また,特定の実務家1名の削除及び3名の追加という執筆者候補に関する相手方の提案は,その後現に行われた執筆者候補の変更等を考慮すれば,創作性を認める余地がないほどありふれたものとまではいい難いが,追加すべきとされた3名の地位,経歴等に加え,相手方の提案が反映されるに至る経緯をも考慮すると,斬新な提案というべきほど創作性の高いものとはいい難く,むしろ,著作権法分野に関する相応の学識経験を有する者であれば比較的容易に想起し得る選択肢に含まれていた人選といってよいから,その提案に仮に創作性を認め得るとしても,その程度は必ずしも高いものとは思われない。
(オ) こうして本件原案修正案が作成されたことを受け,本件編者会合の日程調整が進められるとともに,本件一覧表素案原案,本件一覧表素案,本件一覧表素案修正案が順次作成されたが,相手方は,日程調整を除きこのプロセスに何ら関与していない。
(カ) 相手方も出席して開催された本件編者会合においては,事前に本件著作物編者らに送付された本件一覧表素案修正案に基づき検討が行われるとともに,事前にD教授からEに対してされた指摘(前記(1)エ(エ))に基づき編集部から北朝鮮事件知財高裁判決の追加が提案され,執筆者候補1名と併せその追加が決定され,その後,本件著作物編者ら全員の一致により,第4版に収録されるべき判例(113件)の選択,配列及びその執筆者候補(113名)の割当てが,項目立ても含めて決定された(前記(1)エ(オ))。本件編者会合における出席者間の具体的なやり取りの詳細は判然としないが,出席者らの各陳述書の内容に鑑みれば,議論の紛糾等はないまま比較的短時間で終了したことがうかがわれる。そうすると,本件編者会合における相手方の具体的な関与は,上記判決の追加並びに第4版に収録されるべき判例及び執筆者候補の選択,配列等に賛同したという限度にとどまるといってよい。

━━━━

== 課題 ==
上にある、判例集の編集への相手方の関与を検討した裁判の文章を、最後の一文の後から書き継いでください。

== 保存済み記録 ==
━━━━

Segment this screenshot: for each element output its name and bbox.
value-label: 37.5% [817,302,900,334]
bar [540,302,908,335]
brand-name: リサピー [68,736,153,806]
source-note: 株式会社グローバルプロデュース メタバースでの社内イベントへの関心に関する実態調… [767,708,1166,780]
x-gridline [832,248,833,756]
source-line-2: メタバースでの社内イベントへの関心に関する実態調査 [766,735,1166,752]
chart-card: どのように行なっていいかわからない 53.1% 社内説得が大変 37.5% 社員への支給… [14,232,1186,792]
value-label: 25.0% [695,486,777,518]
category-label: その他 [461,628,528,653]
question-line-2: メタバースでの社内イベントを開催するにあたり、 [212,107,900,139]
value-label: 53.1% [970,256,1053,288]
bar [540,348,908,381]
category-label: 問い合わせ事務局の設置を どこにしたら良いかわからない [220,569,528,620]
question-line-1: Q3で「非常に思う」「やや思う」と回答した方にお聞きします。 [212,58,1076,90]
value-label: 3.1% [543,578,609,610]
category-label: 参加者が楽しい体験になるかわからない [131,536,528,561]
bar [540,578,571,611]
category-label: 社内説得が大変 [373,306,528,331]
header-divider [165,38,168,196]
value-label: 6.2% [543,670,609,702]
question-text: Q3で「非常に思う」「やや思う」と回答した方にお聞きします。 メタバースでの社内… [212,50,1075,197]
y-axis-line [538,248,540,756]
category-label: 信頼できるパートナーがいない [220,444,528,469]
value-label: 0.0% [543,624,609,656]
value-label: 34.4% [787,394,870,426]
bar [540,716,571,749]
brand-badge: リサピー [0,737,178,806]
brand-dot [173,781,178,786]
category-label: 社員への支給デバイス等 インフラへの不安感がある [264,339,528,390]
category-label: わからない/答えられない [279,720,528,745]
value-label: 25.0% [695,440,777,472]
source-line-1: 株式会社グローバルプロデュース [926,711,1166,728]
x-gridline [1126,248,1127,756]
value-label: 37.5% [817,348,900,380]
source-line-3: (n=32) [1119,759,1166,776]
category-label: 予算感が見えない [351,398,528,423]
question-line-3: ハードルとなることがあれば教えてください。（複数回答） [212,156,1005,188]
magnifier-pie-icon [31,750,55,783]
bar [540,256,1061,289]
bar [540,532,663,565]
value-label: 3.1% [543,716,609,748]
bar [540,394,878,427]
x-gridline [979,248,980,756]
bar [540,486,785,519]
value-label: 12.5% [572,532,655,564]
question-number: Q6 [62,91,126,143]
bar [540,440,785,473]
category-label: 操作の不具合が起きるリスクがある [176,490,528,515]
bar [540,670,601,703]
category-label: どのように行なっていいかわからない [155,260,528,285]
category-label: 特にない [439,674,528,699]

━━━━

== 解答例 ==
前記のとおり,他人の行った素材の選択,配列を消極的に容認することは,いずれも直接創作に携わる行為とはいい難いところ,本件編者会合において,相手方は,既存の提案(本件一覧表素案修正案)や第三者の提案に賛同したにとどまるのであるから,このような相手方の関与をもって創作性のあるものと見ることは困難である。もっとも,本件編者会合での決定が基本的には本件著作物における素材の選択及び配列に関する最終的なものと位置付けられていたと見られることに加え,相手方がその学識経験に基づき熟慮の上で賛同した場合を想定すれば,なおこのような関与に創作性を認め得る場合もあるとは思われるが,その場合であっても,相手方の関与はあくまで受動的な関与にとどまることや本件原案の完成度の高さ等を考慮すれば,その程度は必ずしも高くないと思われる。
(キ) 本件編者会合後に各執筆者候補に対する執筆依頼が行われ,これに対する執筆者候補の反応を受けて共同執筆の申入れの了承,執筆者候補の変更等が行われたが(前記(1)エ(カ)a~e),こうした各執筆者候補の要望等に関するEからの相談に対し,相手方の対応は,b弁護士からの共同執筆の申入れに関するものを除き,応答しないか,他の本件著作物編者らないしEの提案に賛成という結論のみを回答するにとどまるものであった。b弁護士からの共同執筆の申入れに関しては,相手方は,これを是とする理由をいくつか挙げた上で,共同執筆を認めてよい旨意見を述べたが,この時点で,他の執筆者については既に共同執筆を認めた例が1件あり,また,相手方に先立ち,B教授が既に了承し,C教授も基本的にB教授の判断を尊重する旨の意見を述べていた。
ここでの相手方の関与についても,その経過やb弁護士からの申入れに賛同する理由として示された内容を踏まえると,本件編者会合における相手方の関与に関する評価(上記(カ))と同様の評価が妥当するというべきである。
(ク) 本件編者会合後に上級審の判決が出された事件や執筆者から疑問点等の指摘のあった判例に関し,収録すべき判例の変更も本件編者会合後にいくつか行われたが(前記(1)エ(カ)f~h),これに対する相手方の対応は,Eが,他の本件著作物編者と相談の上,変更を決定した旨報告をしたのに対し,その対応を了承する旨の意見を述べるにとどまるものであった。なお,本件編者会合後にロクラクⅡ事件控訴審判決が出されたことを受けての対応につきEから本件著作物編者らにされた相談に対しては,相手方は,簡単な理由を付して意見を述べたが,結論的には先に述べられたC教授の意見に賛成するというものであった。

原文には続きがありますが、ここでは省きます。